**Saved entries:**

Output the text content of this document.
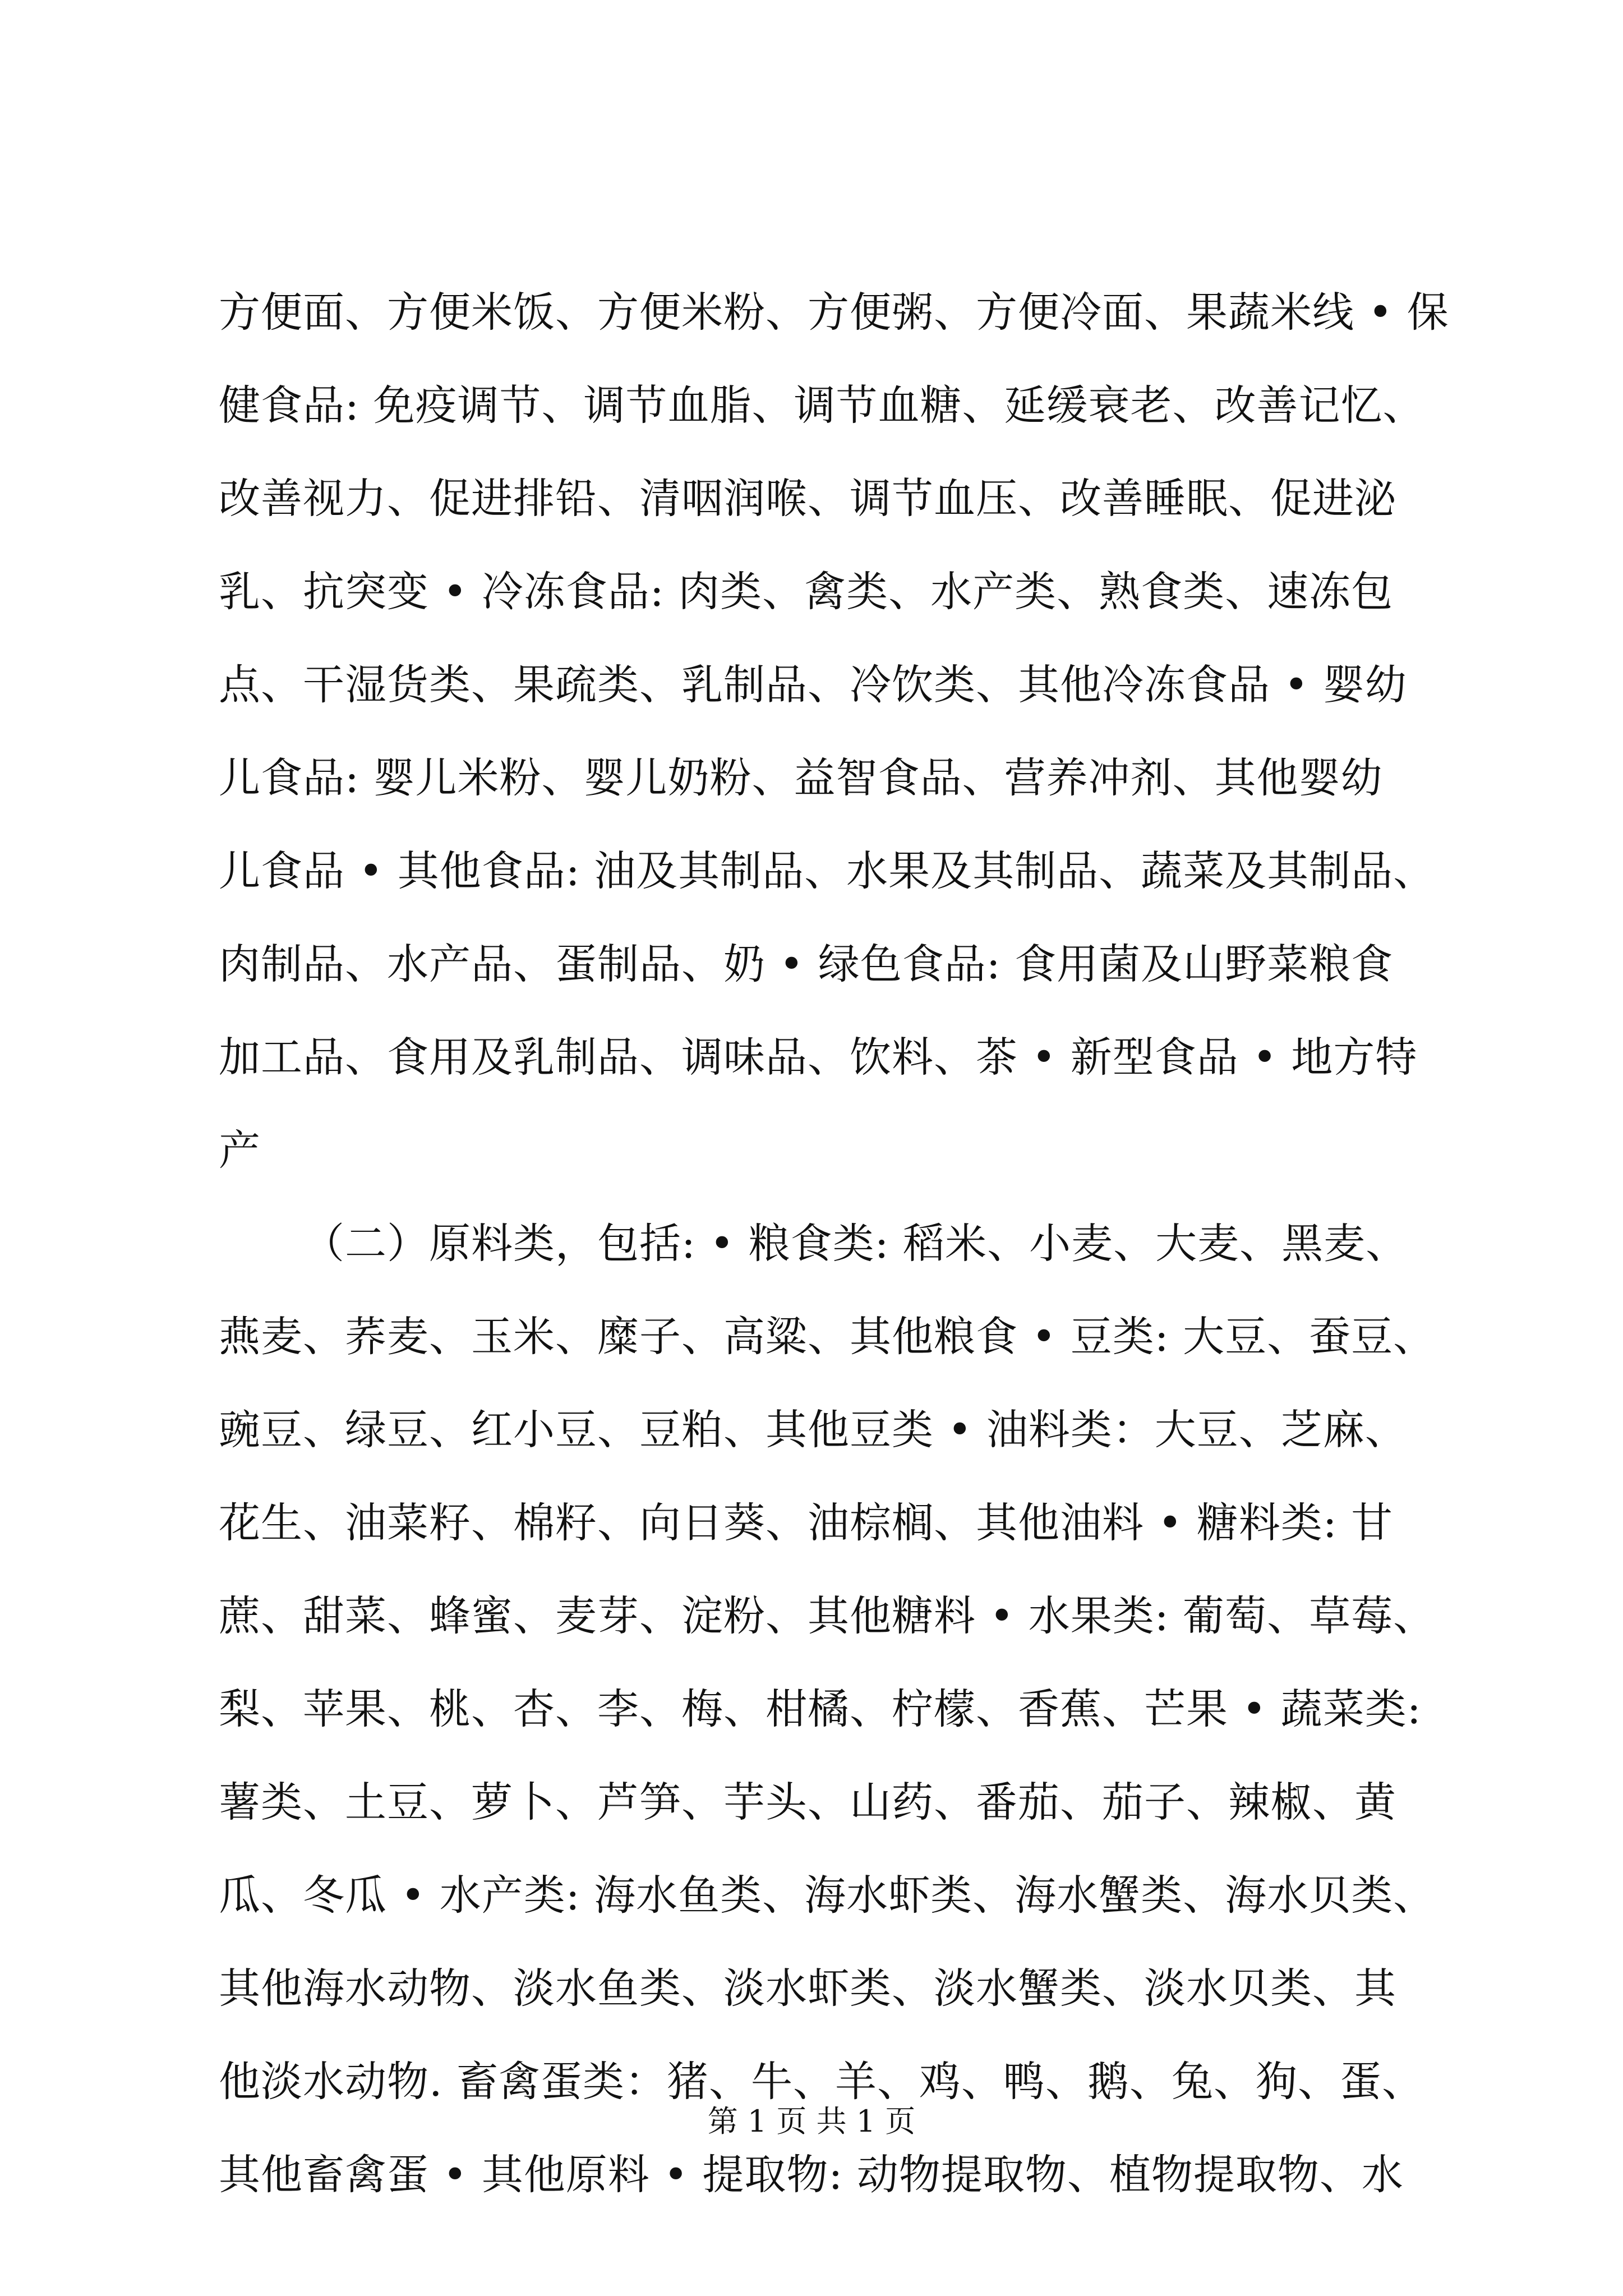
方便面、方便米饭、方便米粉、方便粥、方便冷面、果蔬米线 • 保
健食品: 免疫调节、调节血脂、调节血糖、延缓衰老、改善记忆、
改善视力、促进排铅、清咽润喉、调节血压、改善睡眠、促进泌
乳、抗突变 • 冷冻食品: 肉类、禽类、水产类、熟食类、速冻包
点、干湿货类、果疏类、乳制品、冷饮类、其他冷冻食品 • 婴幼
儿食品: 婴儿米粉、婴儿奶粉、益智食品、营养冲剂、其他婴幼
儿食品 • 其他食品: 油及其制品、水果及其制品、蔬菜及其制品、
肉制品、水产品、蛋制品、奶 • 绿色食品: 食用菌及山野菜粮食
加工品、食用及乳制品、调味品、饮料、茶 • 新型食品 • 地方特
产
（二）原料类，包括: • 粮食类: 稻米、小麦、大麦、黑麦、
燕麦、荞麦、玉米、糜子、高粱、其他粮食 • 豆类: 大豆、蚕豆、
豌豆、绿豆、红小豆、豆粕、其他豆类 • 油料类：大豆、芝麻、
花生、油菜籽、棉籽、向日葵、油棕榈、其他油料 • 糖料类: 甘
蔗、甜菜、蜂蜜、麦芽、淀粉、其他糖料 • 水果类: 葡萄、草莓、
梨、苹果、桃、杏、李、梅、柑橘、柠檬、香蕉、芒果 • 蔬菜类:
薯类、土豆、萝卜、芦笋、芋头、山药、番茄、茄子、辣椒、黄
瓜、冬瓜 • 水产类: 海水鱼类、海水虾类、海水蟹类、海水贝类、
其他海水动物、淡水鱼类、淡水虾类、淡水蟹类、淡水贝类、其
他淡水动物. 畜禽蛋类：猪、牛、羊、鸡、鸭、鹅、兔、狗、蛋、
其他畜禽蛋 • 其他原料 • 提取物: 动物提取物、植物提取物、水
第 1 页 共 1 页
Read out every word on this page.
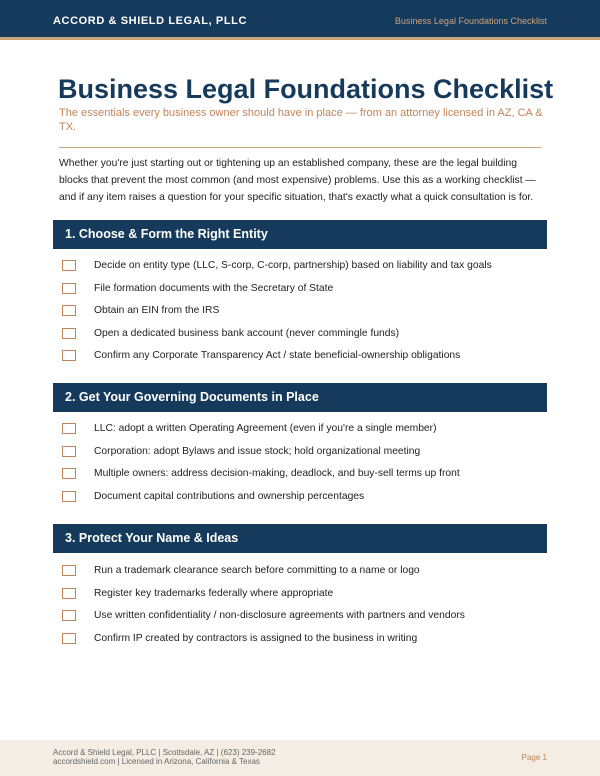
ACCORD & SHIELD LEGAL, PLLC	Business Legal Foundations Checklist
Business Legal Foundations Checklist

The essentials every business owner should have in place — from an attorney licensed in AZ, CA & TX.

Whether you're just starting out or tightening up an established company, these are the legal building blocks that prevent the most common (and most expensive) problems. Use this as a working checklist — and if any item raises a question for your specific situation, that's exactly what a quick consultation is for.

1. Choose & Form the Right Entity
Decide on entity type (LLC, S-corp, C-corp, partnership) based on liability and tax goals
File formation documents with the Secretary of State
Obtain an EIN from the IRS
Open a dedicated business bank account (never commingle funds)
Confirm any Corporate Transparency Act / state beneficial-ownership obligations
2. Get Your Governing Documents in Place
LLC: adopt a written Operating Agreement (even if you're a single member)
Corporation: adopt Bylaws and issue stock; hold organizational meeting
Multiple owners: address decision-making, deadlock, and buy-sell terms up front
Document capital contributions and ownership percentages
3. Protect Your Name & Ideas
Run a trademark clearance search before committing to a name or logo
Register key trademarks federally where appropriate
Use written confidentiality / non-disclosure agreements with partners and vendors
Confirm IP created by contractors is assigned to the business in writing
Accord & Shield Legal, PLLC | Scottsdale, AZ | (623) 239-2682
accordshield.com | Licensed in Arizona, California & Texas	Page 1
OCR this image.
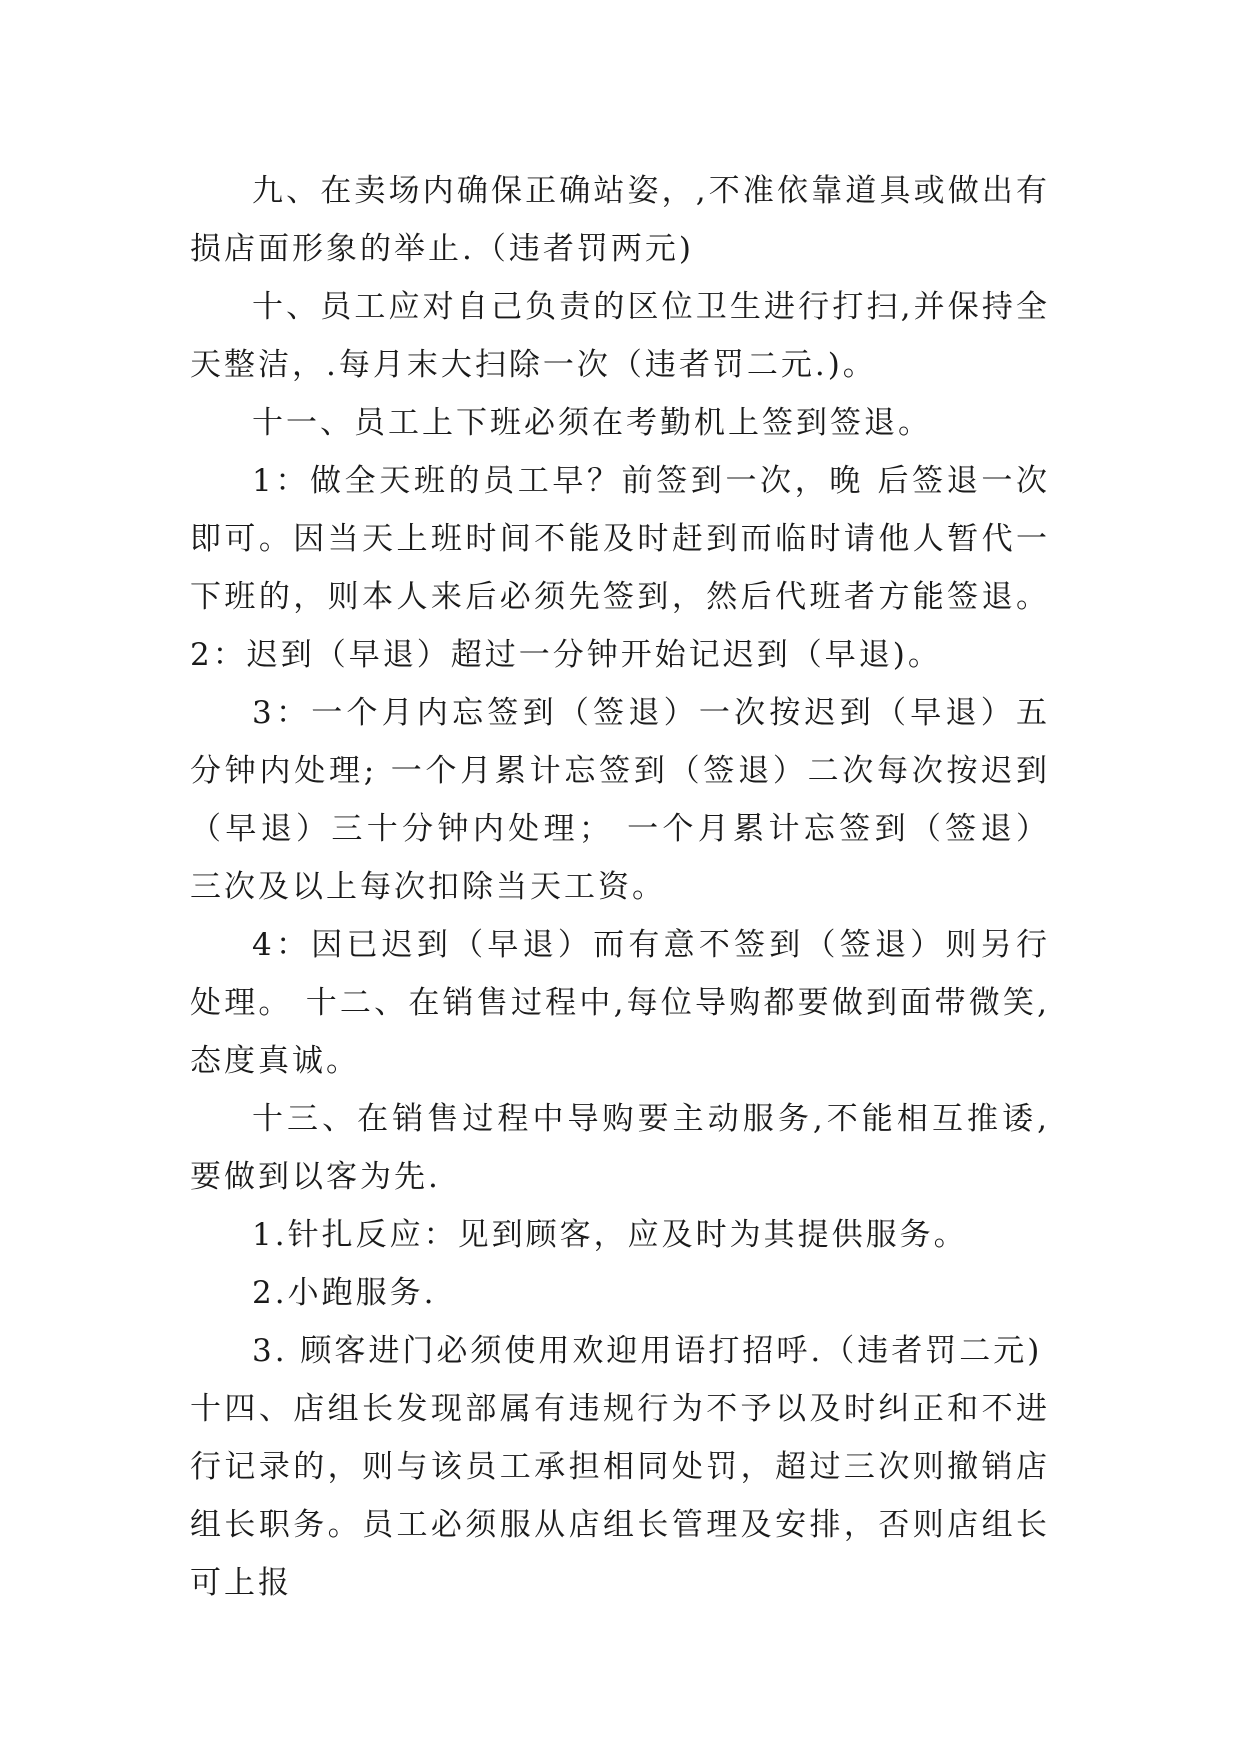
九、在卖场内确保正确站姿，,不准依靠道具或做出有损店面形象的举止.（违者罚两元)

十、员工应对自己负责的区位卫生进行打扫,并保持全天整洁，.每月末大扫除一次（违者罚二元.)。

十一、员工上下班必须在考勤机上签到签退。

1：做全天班的员工早？前签到一次，晚 后签退一次即可。因当天上班时间不能及时赶到而临时请他人暂代一下班的，则本人来后必须先签到，然后代班者方能签退。 2：迟到（早退）超过一分钟开始记迟到（早退)。

3：一个月内忘签到（签退）一次按迟到（早退）五分钟内处理; 一个月累计忘签到（签退）二次每次按迟到（早退）三十分钟内处理； 一个月累计忘签到（签退）三次及以上每次扣除当天工资。

4：因已迟到（早退）而有意不签到（签退）则另行处理。 十二、在销售过程中,每位导购都要做到面带微笑,态度真诚。

十三、在销售过程中导购要主动服务,不能相互推诿,要做到以客为先.

1.针扎反应：见到顾客，应及时为其提供服务。

2.小跑服务.

3. 顾客进门必须使用欢迎用语打招呼.（违者罚二元)

十四、店组长发现部属有违规行为不予以及时纠正和不进行记录的，则与该员工承担相同处罚，超过三次则撤销店组长职务。员工必须服从店组长管理及安排，否则店组长可上报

**Work to complete:** Where a line in the entries holds "ownership", copy that line.

**Reply to the exercise:**
Confirm any Corporate Transparency Act / state beneficial-ownership obligations
Document capital contributions and ownership percentages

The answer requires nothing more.